▸ **LISTED RECORDS**
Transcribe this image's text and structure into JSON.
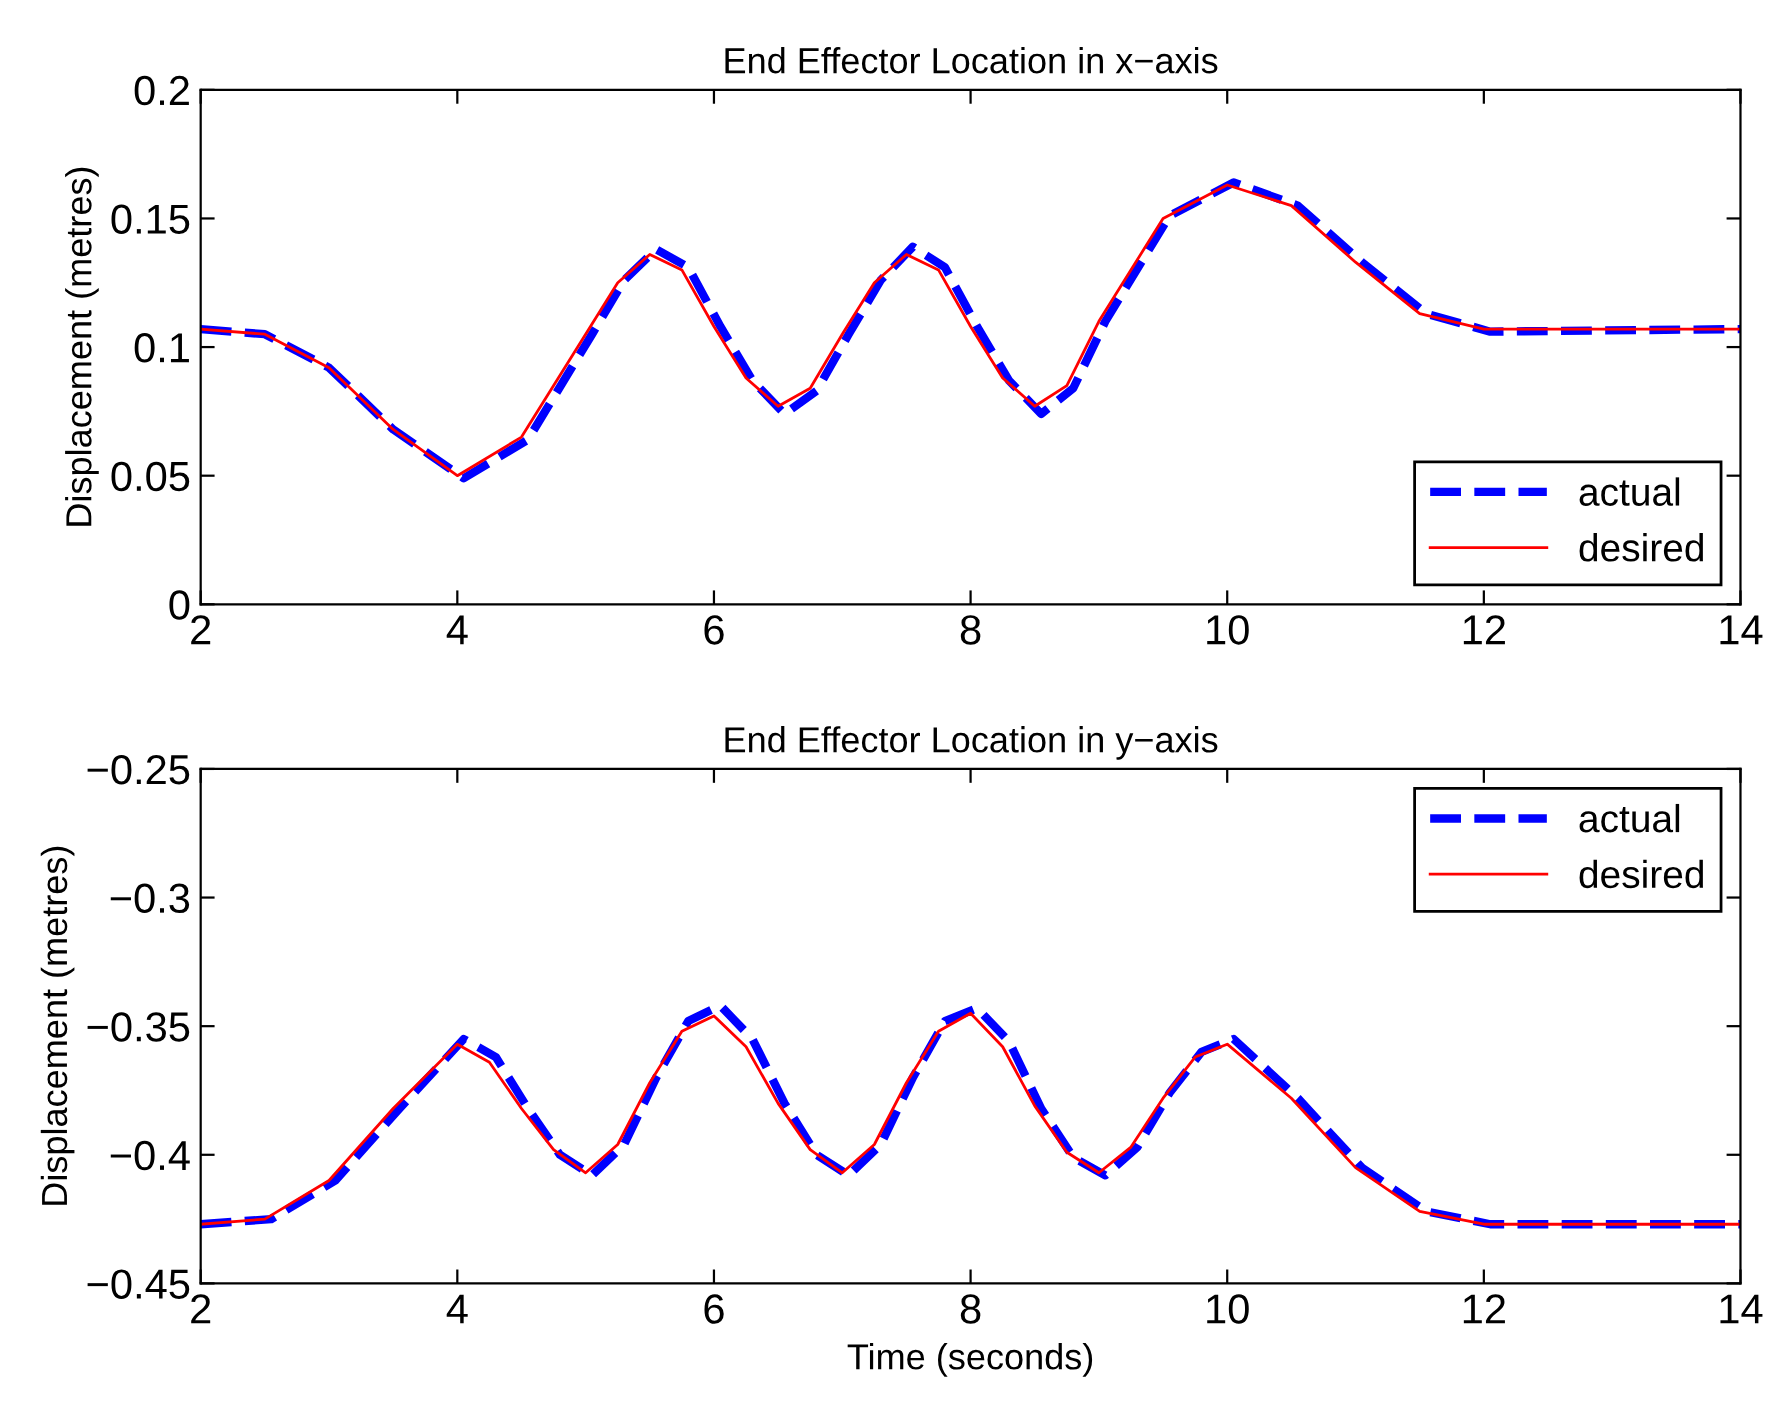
{
  "chart_data": [
    {
      "type": "line",
      "title": "End Effector Location in x−axis",
      "ylabel": "Displacement (metres)",
      "xlim": [
        2,
        14
      ],
      "xticks": [
        2,
        4,
        6,
        8,
        10,
        12,
        14
      ],
      "ylim": [
        0,
        0.2
      ],
      "yticks": [
        0,
        0.05,
        0.1,
        0.15,
        0.2
      ],
      "legend": "bottom right",
      "grid": false,
      "series": [
        {
          "name": "actual",
          "color": "#0000ff",
          "line_style": "dashed",
          "x": [
            2,
            2.5,
            3,
            3.5,
            4.05,
            4.55,
            5.05,
            5.3,
            5.55,
            5.8,
            6.05,
            6.3,
            6.55,
            6.8,
            7.05,
            7.3,
            7.55,
            7.8,
            8.05,
            8.3,
            8.55,
            8.8,
            9.05,
            9.55,
            10.05,
            10.55,
            11.05,
            11.55,
            12.05,
            14
          ],
          "values": [
            0.107,
            0.105,
            0.092,
            0.068,
            0.049,
            0.064,
            0.105,
            0.126,
            0.138,
            0.131,
            0.108,
            0.087,
            0.074,
            0.083,
            0.105,
            0.126,
            0.139,
            0.131,
            0.108,
            0.087,
            0.074,
            0.084,
            0.11,
            0.151,
            0.164,
            0.155,
            0.133,
            0.113,
            0.106,
            0.107
          ]
        },
        {
          "name": "desired",
          "color": "#ff0000",
          "line_style": "solid",
          "x": [
            2,
            2.5,
            3,
            3.5,
            4,
            4.5,
            5,
            5.25,
            5.5,
            5.75,
            6,
            6.25,
            6.5,
            6.75,
            7,
            7.25,
            7.5,
            7.75,
            8,
            8.25,
            8.5,
            8.75,
            9,
            9.5,
            10,
            10.5,
            11,
            11.5,
            12,
            14
          ],
          "values": [
            0.107,
            0.105,
            0.092,
            0.068,
            0.05,
            0.065,
            0.105,
            0.125,
            0.136,
            0.13,
            0.108,
            0.088,
            0.077,
            0.084,
            0.105,
            0.125,
            0.136,
            0.13,
            0.108,
            0.088,
            0.077,
            0.085,
            0.11,
            0.15,
            0.163,
            0.155,
            0.133,
            0.113,
            0.107,
            0.107
          ]
        }
      ]
    },
    {
      "type": "line",
      "title": "End Effector Location in y−axis",
      "xlabel": "Time (seconds)",
      "ylabel": "Displacement (metres)",
      "xlim": [
        2,
        14
      ],
      "xticks": [
        2,
        4,
        6,
        8,
        10,
        12,
        14
      ],
      "ylim": [
        -0.45,
        -0.25
      ],
      "yticks": [
        -0.45,
        -0.4,
        -0.35,
        -0.3,
        -0.25
      ],
      "legend": "top right",
      "grid": false,
      "series": [
        {
          "name": "actual",
          "color": "#0000ff",
          "line_style": "dashed",
          "x": [
            2,
            2.55,
            3.05,
            3.55,
            4.05,
            4.3,
            4.55,
            4.8,
            5.05,
            5.3,
            5.55,
            5.8,
            6.05,
            6.3,
            6.55,
            6.8,
            7.05,
            7.3,
            7.55,
            7.8,
            8.05,
            8.3,
            8.55,
            8.8,
            9.05,
            9.3,
            9.55,
            9.8,
            10.05,
            10.55,
            11.05,
            11.55,
            12.05,
            14
          ],
          "values": [
            -0.427,
            -0.425,
            -0.41,
            -0.382,
            -0.355,
            -0.362,
            -0.382,
            -0.4,
            -0.408,
            -0.396,
            -0.37,
            -0.348,
            -0.342,
            -0.355,
            -0.38,
            -0.4,
            -0.408,
            -0.396,
            -0.37,
            -0.348,
            -0.343,
            -0.356,
            -0.382,
            -0.401,
            -0.408,
            -0.397,
            -0.376,
            -0.36,
            -0.355,
            -0.378,
            -0.405,
            -0.422,
            -0.427,
            -0.427
          ]
        },
        {
          "name": "desired",
          "color": "#ff0000",
          "line_style": "solid",
          "x": [
            2,
            2.5,
            3,
            3.5,
            4,
            4.25,
            4.5,
            4.75,
            5,
            5.25,
            5.5,
            5.75,
            6,
            6.25,
            6.5,
            6.75,
            7,
            7.25,
            7.5,
            7.75,
            8,
            8.25,
            8.5,
            8.75,
            9,
            9.25,
            9.5,
            9.75,
            10,
            10.5,
            11,
            11.5,
            12,
            14
          ],
          "values": [
            -0.427,
            -0.425,
            -0.41,
            -0.382,
            -0.357,
            -0.364,
            -0.382,
            -0.398,
            -0.407,
            -0.396,
            -0.372,
            -0.352,
            -0.346,
            -0.358,
            -0.38,
            -0.398,
            -0.407,
            -0.396,
            -0.372,
            -0.352,
            -0.345,
            -0.358,
            -0.381,
            -0.399,
            -0.407,
            -0.397,
            -0.378,
            -0.362,
            -0.357,
            -0.378,
            -0.405,
            -0.422,
            -0.427,
            -0.427
          ]
        }
      ]
    }
  ]
}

▸ **TASK TO COMPLETE**
Without the pictures, write out all of the material exactly.

▸ **SOLVED EXERCISE**
Transcribe this image's text and structure into JSON.
{
  "chart_data": [
    {
      "type": "line",
      "title": "End Effector Location in x−axis",
      "ylabel": "Displacement (metres)",
      "xlim": [
        2,
        14
      ],
      "xticks": [
        2,
        4,
        6,
        8,
        10,
        12,
        14
      ],
      "ylim": [
        0,
        0.2
      ],
      "yticks": [
        0,
        0.05,
        0.1,
        0.15,
        0.2
      ],
      "legend": "bottom right",
      "grid": false,
      "series": [
        {
          "name": "actual",
          "color": "#0000ff",
          "line_style": "dashed",
          "x": [
            2,
            2.5,
            3,
            3.5,
            4.05,
            4.55,
            5.05,
            5.3,
            5.55,
            5.8,
            6.05,
            6.3,
            6.55,
            6.8,
            7.05,
            7.3,
            7.55,
            7.8,
            8.05,
            8.3,
            8.55,
            8.8,
            9.05,
            9.55,
            10.05,
            10.55,
            11.05,
            11.55,
            12.05,
            14
          ],
          "values": [
            0.107,
            0.105,
            0.092,
            0.068,
            0.049,
            0.064,
            0.105,
            0.126,
            0.138,
            0.131,
            0.108,
            0.087,
            0.074,
            0.083,
            0.105,
            0.126,
            0.139,
            0.131,
            0.108,
            0.087,
            0.074,
            0.084,
            0.11,
            0.151,
            0.164,
            0.155,
            0.133,
            0.113,
            0.106,
            0.107
          ]
        },
        {
          "name": "desired",
          "color": "#ff0000",
          "line_style": "solid",
          "x": [
            2,
            2.5,
            3,
            3.5,
            4,
            4.5,
            5,
            5.25,
            5.5,
            5.75,
            6,
            6.25,
            6.5,
            6.75,
            7,
            7.25,
            7.5,
            7.75,
            8,
            8.25,
            8.5,
            8.75,
            9,
            9.5,
            10,
            10.5,
            11,
            11.5,
            12,
            14
          ],
          "values": [
            0.107,
            0.105,
            0.092,
            0.068,
            0.05,
            0.065,
            0.105,
            0.125,
            0.136,
            0.13,
            0.108,
            0.088,
            0.077,
            0.084,
            0.105,
            0.125,
            0.136,
            0.13,
            0.108,
            0.088,
            0.077,
            0.085,
            0.11,
            0.15,
            0.163,
            0.155,
            0.133,
            0.113,
            0.107,
            0.107
          ]
        }
      ]
    },
    {
      "type": "line",
      "title": "End Effector Location in y−axis",
      "xlabel": "Time (seconds)",
      "ylabel": "Displacement (metres)",
      "xlim": [
        2,
        14
      ],
      "xticks": [
        2,
        4,
        6,
        8,
        10,
        12,
        14
      ],
      "ylim": [
        -0.45,
        -0.25
      ],
      "yticks": [
        -0.45,
        -0.4,
        -0.35,
        -0.3,
        -0.25
      ],
      "legend": "top right",
      "grid": false,
      "series": [
        {
          "name": "actual",
          "color": "#0000ff",
          "line_style": "dashed",
          "x": [
            2,
            2.55,
            3.05,
            3.55,
            4.05,
            4.3,
            4.55,
            4.8,
            5.05,
            5.3,
            5.55,
            5.8,
            6.05,
            6.3,
            6.55,
            6.8,
            7.05,
            7.3,
            7.55,
            7.8,
            8.05,
            8.3,
            8.55,
            8.8,
            9.05,
            9.3,
            9.55,
            9.8,
            10.05,
            10.55,
            11.05,
            11.55,
            12.05,
            14
          ],
          "values": [
            -0.427,
            -0.425,
            -0.41,
            -0.382,
            -0.355,
            -0.362,
            -0.382,
            -0.4,
            -0.408,
            -0.396,
            -0.37,
            -0.348,
            -0.342,
            -0.355,
            -0.38,
            -0.4,
            -0.408,
            -0.396,
            -0.37,
            -0.348,
            -0.343,
            -0.356,
            -0.382,
            -0.401,
            -0.408,
            -0.397,
            -0.376,
            -0.36,
            -0.355,
            -0.378,
            -0.405,
            -0.422,
            -0.427,
            -0.427
          ]
        },
        {
          "name": "desired",
          "color": "#ff0000",
          "line_style": "solid",
          "x": [
            2,
            2.5,
            3,
            3.5,
            4,
            4.25,
            4.5,
            4.75,
            5,
            5.25,
            5.5,
            5.75,
            6,
            6.25,
            6.5,
            6.75,
            7,
            7.25,
            7.5,
            7.75,
            8,
            8.25,
            8.5,
            8.75,
            9,
            9.25,
            9.5,
            9.75,
            10,
            10.5,
            11,
            11.5,
            12,
            14
          ],
          "values": [
            -0.427,
            -0.425,
            -0.41,
            -0.382,
            -0.357,
            -0.364,
            -0.382,
            -0.398,
            -0.407,
            -0.396,
            -0.372,
            -0.352,
            -0.346,
            -0.358,
            -0.38,
            -0.398,
            -0.407,
            -0.396,
            -0.372,
            -0.352,
            -0.345,
            -0.358,
            -0.381,
            -0.399,
            -0.407,
            -0.397,
            -0.378,
            -0.362,
            -0.357,
            -0.378,
            -0.405,
            -0.422,
            -0.427,
            -0.427
          ]
        }
      ]
    }
  ]
}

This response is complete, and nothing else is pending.